*THE REQUEST*
Put everything in the material from the line containing "List all visible" down to the line containing "trace-0030 [110,52,818,62]" into a numbered list, skipping blank lines and leaving out the pictures.

*EXCERPTED RECORDS*
>>>>
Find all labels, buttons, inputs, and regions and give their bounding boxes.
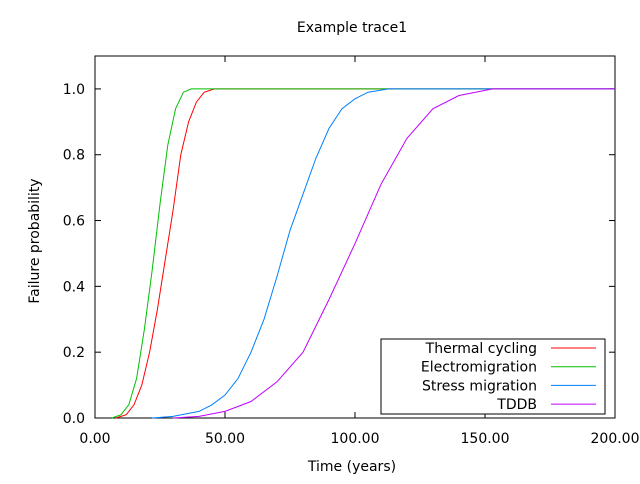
<<<<
>>>>
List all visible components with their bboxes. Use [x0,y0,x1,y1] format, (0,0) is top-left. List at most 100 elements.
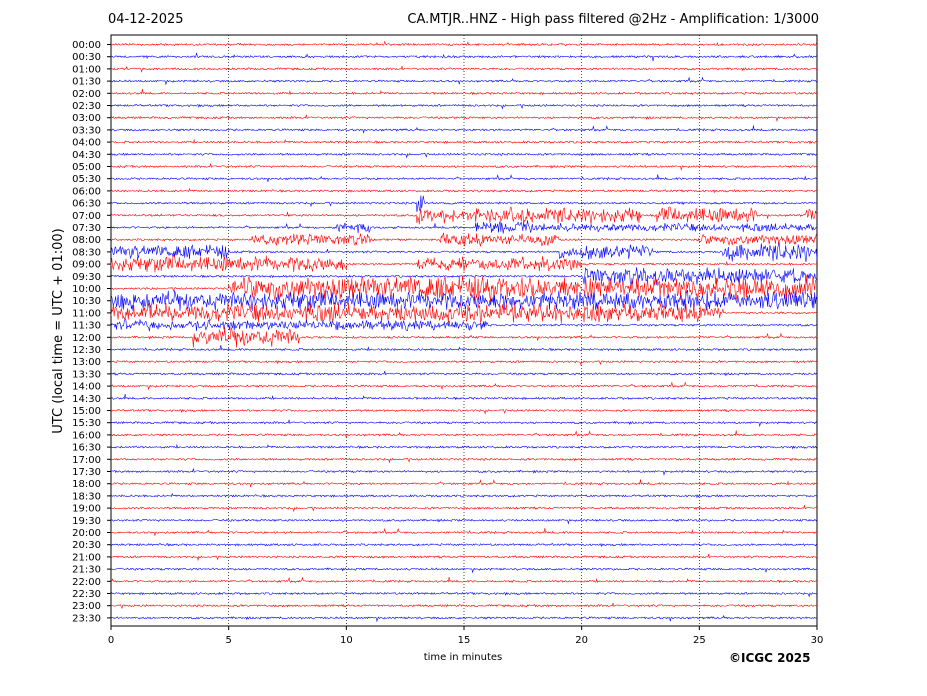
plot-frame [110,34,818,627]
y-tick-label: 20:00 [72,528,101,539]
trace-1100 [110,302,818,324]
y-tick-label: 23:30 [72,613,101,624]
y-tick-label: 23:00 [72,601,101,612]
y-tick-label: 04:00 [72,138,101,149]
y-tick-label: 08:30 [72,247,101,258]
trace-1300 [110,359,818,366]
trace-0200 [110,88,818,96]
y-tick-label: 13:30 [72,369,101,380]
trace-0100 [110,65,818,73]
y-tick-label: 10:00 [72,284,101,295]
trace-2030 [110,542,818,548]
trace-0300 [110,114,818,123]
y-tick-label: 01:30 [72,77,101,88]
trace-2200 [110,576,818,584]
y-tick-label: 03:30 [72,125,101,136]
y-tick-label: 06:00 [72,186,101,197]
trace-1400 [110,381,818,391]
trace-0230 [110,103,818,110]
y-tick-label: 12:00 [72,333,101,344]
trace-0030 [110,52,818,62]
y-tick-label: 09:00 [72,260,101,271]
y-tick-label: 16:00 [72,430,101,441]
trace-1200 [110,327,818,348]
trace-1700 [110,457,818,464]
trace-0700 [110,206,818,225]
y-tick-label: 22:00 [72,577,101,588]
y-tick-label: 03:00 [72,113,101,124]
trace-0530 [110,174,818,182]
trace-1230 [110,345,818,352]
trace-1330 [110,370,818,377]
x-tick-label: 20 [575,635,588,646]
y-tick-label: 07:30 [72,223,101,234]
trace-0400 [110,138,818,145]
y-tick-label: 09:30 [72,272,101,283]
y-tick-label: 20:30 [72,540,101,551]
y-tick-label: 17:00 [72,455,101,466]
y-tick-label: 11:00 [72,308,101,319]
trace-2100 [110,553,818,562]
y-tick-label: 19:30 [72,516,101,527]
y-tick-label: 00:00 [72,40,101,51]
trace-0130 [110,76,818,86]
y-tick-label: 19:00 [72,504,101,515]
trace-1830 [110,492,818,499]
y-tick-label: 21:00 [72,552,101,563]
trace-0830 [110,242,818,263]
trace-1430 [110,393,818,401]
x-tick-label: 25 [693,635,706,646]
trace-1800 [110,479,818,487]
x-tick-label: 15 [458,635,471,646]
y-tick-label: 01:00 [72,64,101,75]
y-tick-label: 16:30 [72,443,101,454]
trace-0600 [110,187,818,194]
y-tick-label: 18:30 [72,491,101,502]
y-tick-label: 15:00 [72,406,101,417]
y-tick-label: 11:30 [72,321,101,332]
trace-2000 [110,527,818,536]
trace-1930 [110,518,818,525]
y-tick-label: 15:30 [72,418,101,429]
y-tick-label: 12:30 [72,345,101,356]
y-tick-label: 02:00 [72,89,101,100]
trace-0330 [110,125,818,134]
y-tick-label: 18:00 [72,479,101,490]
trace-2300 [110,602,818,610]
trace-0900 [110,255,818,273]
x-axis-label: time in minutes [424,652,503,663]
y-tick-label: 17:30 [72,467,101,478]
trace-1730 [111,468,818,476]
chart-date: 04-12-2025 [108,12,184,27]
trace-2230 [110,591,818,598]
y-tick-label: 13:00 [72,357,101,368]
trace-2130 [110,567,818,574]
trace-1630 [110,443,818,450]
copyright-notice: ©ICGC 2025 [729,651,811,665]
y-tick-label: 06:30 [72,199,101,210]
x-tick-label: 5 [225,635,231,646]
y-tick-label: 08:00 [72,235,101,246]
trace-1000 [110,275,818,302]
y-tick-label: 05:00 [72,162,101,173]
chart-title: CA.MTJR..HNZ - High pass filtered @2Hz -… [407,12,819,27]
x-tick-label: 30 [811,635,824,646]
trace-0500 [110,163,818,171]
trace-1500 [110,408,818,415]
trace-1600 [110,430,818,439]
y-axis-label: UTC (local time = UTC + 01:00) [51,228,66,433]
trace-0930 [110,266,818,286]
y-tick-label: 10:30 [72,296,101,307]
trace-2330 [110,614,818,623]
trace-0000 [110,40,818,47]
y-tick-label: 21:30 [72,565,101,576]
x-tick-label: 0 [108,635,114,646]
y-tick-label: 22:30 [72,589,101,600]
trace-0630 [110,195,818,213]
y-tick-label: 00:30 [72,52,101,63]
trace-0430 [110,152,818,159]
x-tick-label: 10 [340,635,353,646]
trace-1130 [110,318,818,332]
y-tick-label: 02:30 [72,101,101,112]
<<<<
*FULL OUTPUT*
1. List all visible components with their bboxes. Use [x0,y0,x1,y1] format, (0,0) is top-left. List at most 100 elements.
2. plot-frame [110,34,818,627]
3. y-tick-label: 20:00 [72,528,101,539]
4. trace-1100 [110,302,818,324]
5. y-tick-label: 23:30 [72,613,101,624]
6. y-tick-label: 23:00 [72,601,101,612]
7. y-tick-label: 04:00 [72,138,101,149]
8. y-tick-label: 08:30 [72,247,101,258]
9. trace-1300 [110,359,818,366]
10. trace-0200 [110,88,818,96]
11. y-tick-label: 13:30 [72,369,101,380]
12. trace-0100 [110,65,818,73]
13. y-tick-label: 10:00 [72,284,101,295]
14. trace-2030 [110,542,818,548]
15. trace-0300 [110,114,818,123]
16. y-tick-label: 01:30 [72,77,101,88]
17. trace-2200 [110,576,818,584]
18. y-tick-label: 03:30 [72,125,101,136]
19. y-tick-label: 06:00 [72,186,101,197]
20. trace-1400 [110,381,818,391]
21. trace-0230 [110,103,818,110]
22. y-tick-label: 12:00 [72,333,101,344]
23. trace-0030 [110,52,818,62]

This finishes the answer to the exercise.